(Figure content listings)
(begin)

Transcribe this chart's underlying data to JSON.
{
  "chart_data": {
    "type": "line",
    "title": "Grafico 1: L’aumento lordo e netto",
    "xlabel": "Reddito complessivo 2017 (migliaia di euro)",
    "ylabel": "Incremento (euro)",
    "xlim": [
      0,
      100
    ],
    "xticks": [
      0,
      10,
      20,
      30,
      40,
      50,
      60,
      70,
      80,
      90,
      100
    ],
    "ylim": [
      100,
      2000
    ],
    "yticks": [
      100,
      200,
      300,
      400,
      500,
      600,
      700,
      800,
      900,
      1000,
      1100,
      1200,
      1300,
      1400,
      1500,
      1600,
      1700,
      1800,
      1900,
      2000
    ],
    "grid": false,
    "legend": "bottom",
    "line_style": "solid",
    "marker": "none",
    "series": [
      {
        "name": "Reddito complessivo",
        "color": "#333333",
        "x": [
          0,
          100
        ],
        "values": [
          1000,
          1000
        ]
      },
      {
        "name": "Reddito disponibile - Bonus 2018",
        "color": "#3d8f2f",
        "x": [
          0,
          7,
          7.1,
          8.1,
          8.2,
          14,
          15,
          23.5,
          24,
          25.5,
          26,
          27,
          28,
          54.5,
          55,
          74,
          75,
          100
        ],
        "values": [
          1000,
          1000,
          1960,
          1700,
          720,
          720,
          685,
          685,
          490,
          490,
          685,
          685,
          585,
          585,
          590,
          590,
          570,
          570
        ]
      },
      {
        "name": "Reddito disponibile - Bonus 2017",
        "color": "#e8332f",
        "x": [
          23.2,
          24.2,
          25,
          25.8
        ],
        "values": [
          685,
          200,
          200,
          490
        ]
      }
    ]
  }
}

(end)

◆ Given problem ◆
Copy out each line exactly.

◆ Correct response ◆
Transcribe this chart's underlying data to JSON.
{
  "chart_data": {
    "type": "line",
    "title": "Grafico 1: L’aumento lordo e netto",
    "xlabel": "Reddito complessivo 2017 (migliaia di euro)",
    "ylabel": "Incremento (euro)",
    "xlim": [
      0,
      100
    ],
    "xticks": [
      0,
      10,
      20,
      30,
      40,
      50,
      60,
      70,
      80,
      90,
      100
    ],
    "ylim": [
      100,
      2000
    ],
    "yticks": [
      100,
      200,
      300,
      400,
      500,
      600,
      700,
      800,
      900,
      1000,
      1100,
      1200,
      1300,
      1400,
      1500,
      1600,
      1700,
      1800,
      1900,
      2000
    ],
    "grid": false,
    "legend": "bottom",
    "line_style": "solid",
    "marker": "none",
    "series": [
      {
        "name": "Reddito complessivo",
        "color": "#333333",
        "x": [
          0,
          100
        ],
        "values": [
          1000,
          1000
        ]
      },
      {
        "name": "Reddito disponibile - Bonus 2018",
        "color": "#3d8f2f",
        "x": [
          0,
          7,
          7.1,
          8.1,
          8.2,
          14,
          15,
          23.5,
          24,
          25.5,
          26,
          27,
          28,
          54.5,
          55,
          74,
          75,
          100
        ],
        "values": [
          1000,
          1000,
          1960,
          1700,
          720,
          720,
          685,
          685,
          490,
          490,
          685,
          685,
          585,
          585,
          590,
          590,
          570,
          570
        ]
      },
      {
        "name": "Reddito disponibile - Bonus 2017",
        "color": "#e8332f",
        "x": [
          23.2,
          24.2,
          25,
          25.8
        ],
        "values": [
          685,
          200,
          200,
          490
        ]
      }
    ]
  }
}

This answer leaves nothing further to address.